Task statement:
Locate each line containing the string "prędkość" and copy it out.

Saved entries:
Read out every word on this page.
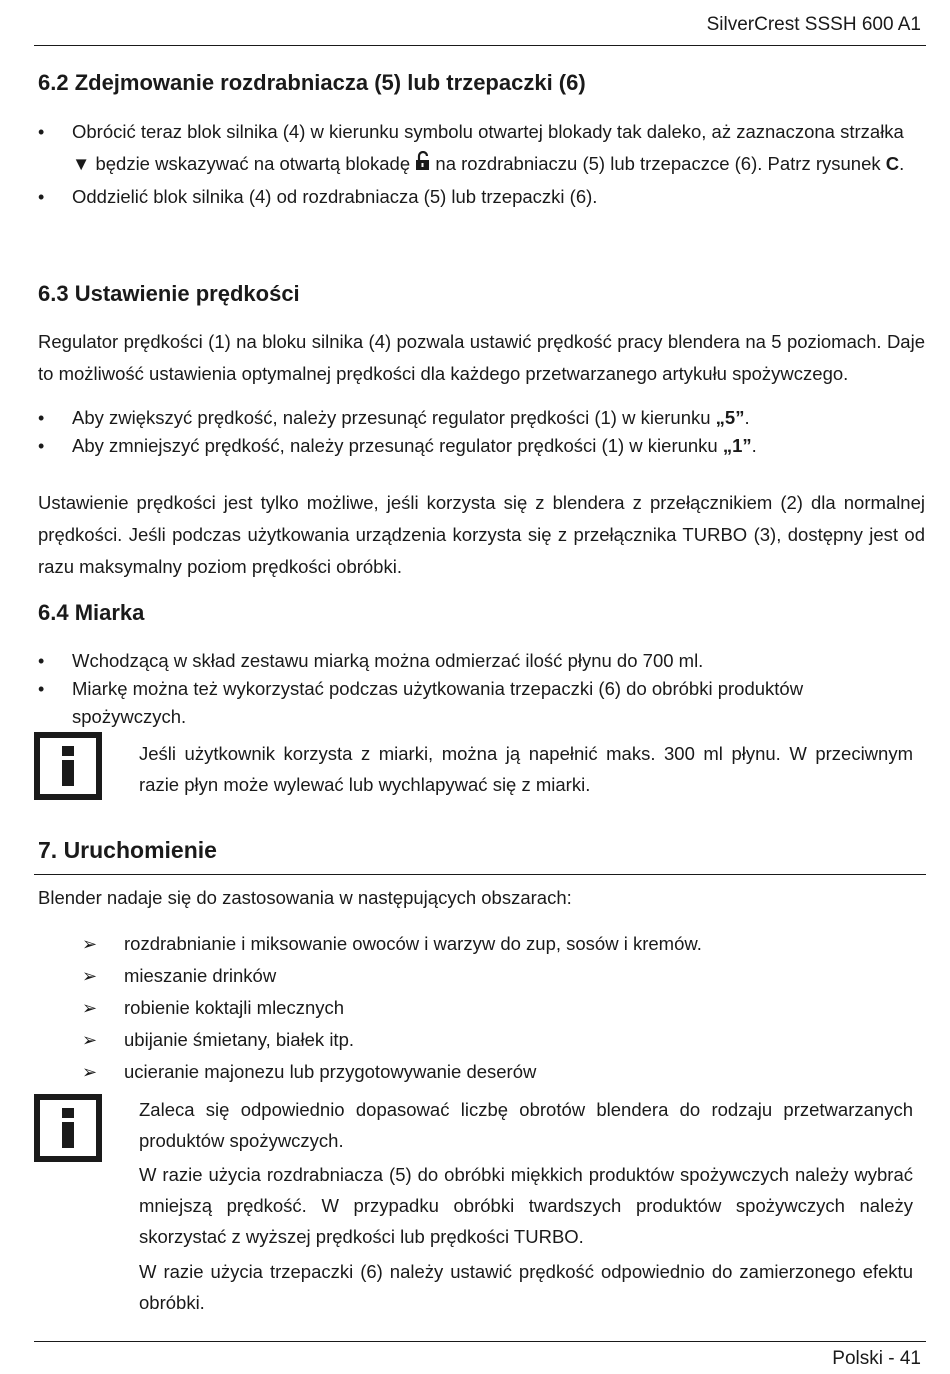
SilverCrest SSSH 600 A1
6.2 Zdejmowanie rozdrabniacza (5) lub trzepaczki (6)
• Obrócić teraz blok silnika (4) w kierunku symbolu otwartej blokady tak daleko, aż zaznaczona strzałka ▼ będzie wskazywać na otwartą blokadę na rozdrabniaczu (5) lub trzepaczce (6). Patrz rysunek C.
• Oddzielić blok silnika (4) od rozdrabniacza (5) lub trzepaczki (6).
6.3 Ustawienie prędkości

Regulator prędkości (1) na bloku silnika (4) pozwala ustawić prędkość pracy blendera na 5 poziomach. Daje to możliwość ustawienia optymalnej prędkości dla każdego przetwarzanego artykułu spożywczego.

• Aby zwiększyć prędkość, należy przesunąć regulator prędkości (1) w kierunku „5”.
• Aby zmniejszyć prędkość, należy przesunąć regulator prędkości (1) w kierunku „1”.

Ustawienie prędkości jest tylko możliwe, jeśli korzysta się z blendera z przełącznikiem (2) dla normalnej prędkości. Jeśli podczas użytkowania urządzenia korzysta się z przełącznika TURBO (3), dostępny jest od razu maksymalny poziom prędkości obróbki.

6.4 Miarka
• Wchodzącą w skład zestawu miarką można odmierzać ilość płynu do 700 ml.
• Miarkę można też wykorzystać podczas użytkowania trzepaczki (6) do obróbki produktów spożywczych.

Jeśli użytkownik korzysta z miarki, można ją napełnić maks. 300 ml płynu. W przeciwnym razie płyn może wylewać lub wychlapywać się z miarki.

7. Uruchomienie

Blender nadaje się do zastosowania w następujących obszarach:

➢ rozdrabnianie i miksowanie owoców i warzyw do zup, sosów i kremów.
➢ mieszanie drinków
➢ robienie koktajli mlecznych
➢ ubijanie śmietany, białek itp.
➢ ucieranie majonezu lub przygotowywanie deserów

Zaleca się odpowiednio dopasować liczbę obrotów blendera do rodzaju przetwarzanych produktów spożywczych.

W razie użycia rozdrabniacza (5) do obróbki miękkich produktów spożywczych należy wybrać mniejszą prędkość. W przypadku obróbki twardszych produktów spożywczych należy skorzystać z wyższej prędkości lub prędkości TURBO.

W razie użycia trzepaczki (6) należy ustawić prędkość odpowiednio do zamierzonego efektu obróbki.

Polski - 41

Result of the task:
Regulator prędkości (1) na bloku silnika (4) pozwala ustawić prędkość pracy blendera na 5 poziomach. Daje to możliwość ustawienia optymalnej prędkości dla każdego przetwarzanego artykułu spożywczego.
• Aby zwiększyć prędkość, należy przesunąć regulator prędkości (1) w kierunku „5”.
• Aby zmniejszyć prędkość, należy przesunąć regulator prędkości (1) w kierunku „1”.
W razie użycia rozdrabniacza (5) do obróbki miękkich produktów spożywczych należy wybrać mniejszą prędkość. W przypadku obróbki twardszych produktów spożywczych należy skorzystać z wyższej prędkości lub prędkości TURBO.
W razie użycia trzepaczki (6) należy ustawić prędkość odpowiednio do zamierzonego efektu obróbki.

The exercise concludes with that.